◆ WHAT YOU HAVE TO DO: Please reproduce all of the rows below word for word, with no changes.
## Start MATERIAL FOR THE TASK
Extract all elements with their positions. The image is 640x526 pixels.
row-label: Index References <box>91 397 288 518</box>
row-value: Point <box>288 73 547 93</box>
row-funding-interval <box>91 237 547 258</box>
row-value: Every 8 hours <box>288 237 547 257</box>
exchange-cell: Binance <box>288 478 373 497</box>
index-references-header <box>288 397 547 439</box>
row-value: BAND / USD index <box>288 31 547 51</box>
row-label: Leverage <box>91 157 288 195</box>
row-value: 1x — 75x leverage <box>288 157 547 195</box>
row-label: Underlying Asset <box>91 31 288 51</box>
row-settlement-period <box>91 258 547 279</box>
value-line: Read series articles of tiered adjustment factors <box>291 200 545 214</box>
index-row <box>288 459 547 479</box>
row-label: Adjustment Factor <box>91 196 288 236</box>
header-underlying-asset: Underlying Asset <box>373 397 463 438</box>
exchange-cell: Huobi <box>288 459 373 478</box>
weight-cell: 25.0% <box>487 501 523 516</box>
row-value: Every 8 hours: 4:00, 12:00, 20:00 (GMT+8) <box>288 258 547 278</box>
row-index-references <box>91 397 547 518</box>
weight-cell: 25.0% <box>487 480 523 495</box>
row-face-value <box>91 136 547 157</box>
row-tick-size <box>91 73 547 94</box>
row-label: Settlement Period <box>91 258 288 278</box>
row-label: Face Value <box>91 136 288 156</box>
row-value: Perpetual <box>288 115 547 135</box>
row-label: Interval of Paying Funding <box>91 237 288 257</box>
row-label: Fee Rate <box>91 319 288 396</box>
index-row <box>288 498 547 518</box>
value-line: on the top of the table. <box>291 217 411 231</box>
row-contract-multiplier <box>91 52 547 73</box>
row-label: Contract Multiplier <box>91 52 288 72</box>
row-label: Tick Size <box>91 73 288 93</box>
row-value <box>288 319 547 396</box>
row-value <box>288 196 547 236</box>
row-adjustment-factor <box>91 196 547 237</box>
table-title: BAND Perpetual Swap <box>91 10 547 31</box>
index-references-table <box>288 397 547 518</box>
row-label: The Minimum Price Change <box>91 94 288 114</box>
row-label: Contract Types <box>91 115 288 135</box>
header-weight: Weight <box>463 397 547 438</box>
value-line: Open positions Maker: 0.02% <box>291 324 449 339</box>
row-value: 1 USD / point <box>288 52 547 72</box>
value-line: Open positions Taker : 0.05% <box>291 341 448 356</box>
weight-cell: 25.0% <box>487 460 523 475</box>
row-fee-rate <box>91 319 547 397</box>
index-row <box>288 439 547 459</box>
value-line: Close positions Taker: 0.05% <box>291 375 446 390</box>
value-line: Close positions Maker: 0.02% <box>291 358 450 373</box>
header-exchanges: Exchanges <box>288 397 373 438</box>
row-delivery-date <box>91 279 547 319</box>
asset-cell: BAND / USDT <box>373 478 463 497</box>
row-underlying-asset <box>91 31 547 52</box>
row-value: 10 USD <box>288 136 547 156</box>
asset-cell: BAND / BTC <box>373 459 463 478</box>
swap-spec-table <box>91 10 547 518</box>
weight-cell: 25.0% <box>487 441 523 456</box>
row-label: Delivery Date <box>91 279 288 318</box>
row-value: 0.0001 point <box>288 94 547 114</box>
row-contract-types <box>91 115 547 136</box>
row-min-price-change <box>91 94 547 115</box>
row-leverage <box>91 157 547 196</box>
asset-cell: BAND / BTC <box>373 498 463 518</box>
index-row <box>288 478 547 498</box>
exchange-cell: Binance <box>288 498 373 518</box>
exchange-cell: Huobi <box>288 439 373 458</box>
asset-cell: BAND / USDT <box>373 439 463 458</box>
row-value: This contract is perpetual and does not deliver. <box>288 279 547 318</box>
## End MATERIAL FOR THE TASK
◆ SOLUTION:
Extract all elements with their positions. The image is 640x526 pixels.
row-label: Index References <box>91 397 288 518</box>
row-value: Point <box>288 73 547 93</box>
row-funding-interval <box>91 237 547 258</box>
row-value: Every 8 hours <box>288 237 547 257</box>
exchange-cell: Binance <box>288 478 373 497</box>
index-references-header <box>288 397 547 439</box>
row-value: BAND / USD index <box>288 31 547 51</box>
row-label: Leverage <box>91 157 288 195</box>
row-value: 1x — 75x leverage <box>288 157 547 195</box>
row-label: Underlying Asset <box>91 31 288 51</box>
row-settlement-period <box>91 258 547 279</box>
value-line: Read series articles of tiered adjustment factors <box>291 200 545 214</box>
index-row <box>288 459 547 479</box>
row-label: Adjustment Factor <box>91 196 288 236</box>
header-underlying-asset: Underlying Asset <box>373 397 463 438</box>
exchange-cell: Huobi <box>288 459 373 478</box>
weight-cell: 25.0% <box>487 501 523 516</box>
row-value: Every 8 hours: 4:00, 12:00, 20:00 (GMT+8) <box>288 258 547 278</box>
row-index-references <box>91 397 547 518</box>
weight-cell: 25.0% <box>487 480 523 495</box>
row-face-value <box>91 136 547 157</box>
row-tick-size <box>91 73 547 94</box>
row-label: Settlement Period <box>91 258 288 278</box>
row-label: Face Value <box>91 136 288 156</box>
row-value: Perpetual <box>288 115 547 135</box>
row-label: Interval of Paying Funding <box>91 237 288 257</box>
row-label: Fee Rate <box>91 319 288 396</box>
index-row <box>288 498 547 518</box>
value-line: on the top of the table. <box>291 217 411 231</box>
row-contract-multiplier <box>91 52 547 73</box>
row-label: Contract Multiplier <box>91 52 288 72</box>
row-label: Tick Size <box>91 73 288 93</box>
row-value <box>288 319 547 396</box>
row-value <box>288 196 547 236</box>
row-adjustment-factor <box>91 196 547 237</box>
table-title: BAND Perpetual Swap <box>91 10 547 31</box>
index-references-table <box>288 397 547 518</box>
row-label: The Minimum Price Change <box>91 94 288 114</box>
row-label: Contract Types <box>91 115 288 135</box>
header-weight: Weight <box>463 397 547 438</box>
value-line: Open positions Maker: 0.02% <box>291 324 449 339</box>
row-value: 1 USD / point <box>288 52 547 72</box>
value-line: Open positions Taker : 0.05% <box>291 341 448 356</box>
weight-cell: 25.0% <box>487 460 523 475</box>
row-fee-rate <box>91 319 547 397</box>
index-row <box>288 439 547 459</box>
value-line: Close positions Taker: 0.05% <box>291 375 446 390</box>
value-line: Close positions Maker: 0.02% <box>291 358 450 373</box>
header-exchanges: Exchanges <box>288 397 373 438</box>
row-delivery-date <box>91 279 547 319</box>
asset-cell: BAND / USDT <box>373 478 463 497</box>
row-underlying-asset <box>91 31 547 52</box>
row-value: 10 USD <box>288 136 547 156</box>
asset-cell: BAND / BTC <box>373 459 463 478</box>
swap-spec-table <box>91 10 547 518</box>
weight-cell: 25.0% <box>487 441 523 456</box>
row-label: Delivery Date <box>91 279 288 318</box>
row-value: 0.0001 point <box>288 94 547 114</box>
row-contract-types <box>91 115 547 136</box>
row-min-price-change <box>91 94 547 115</box>
row-leverage <box>91 157 547 196</box>
asset-cell: BAND / BTC <box>373 498 463 518</box>
index-row <box>288 478 547 498</box>
exchange-cell: Binance <box>288 498 373 518</box>
exchange-cell: Huobi <box>288 439 373 458</box>
asset-cell: BAND / USDT <box>373 439 463 458</box>
row-value: This contract is perpetual and does not deliver. <box>288 279 547 318</box>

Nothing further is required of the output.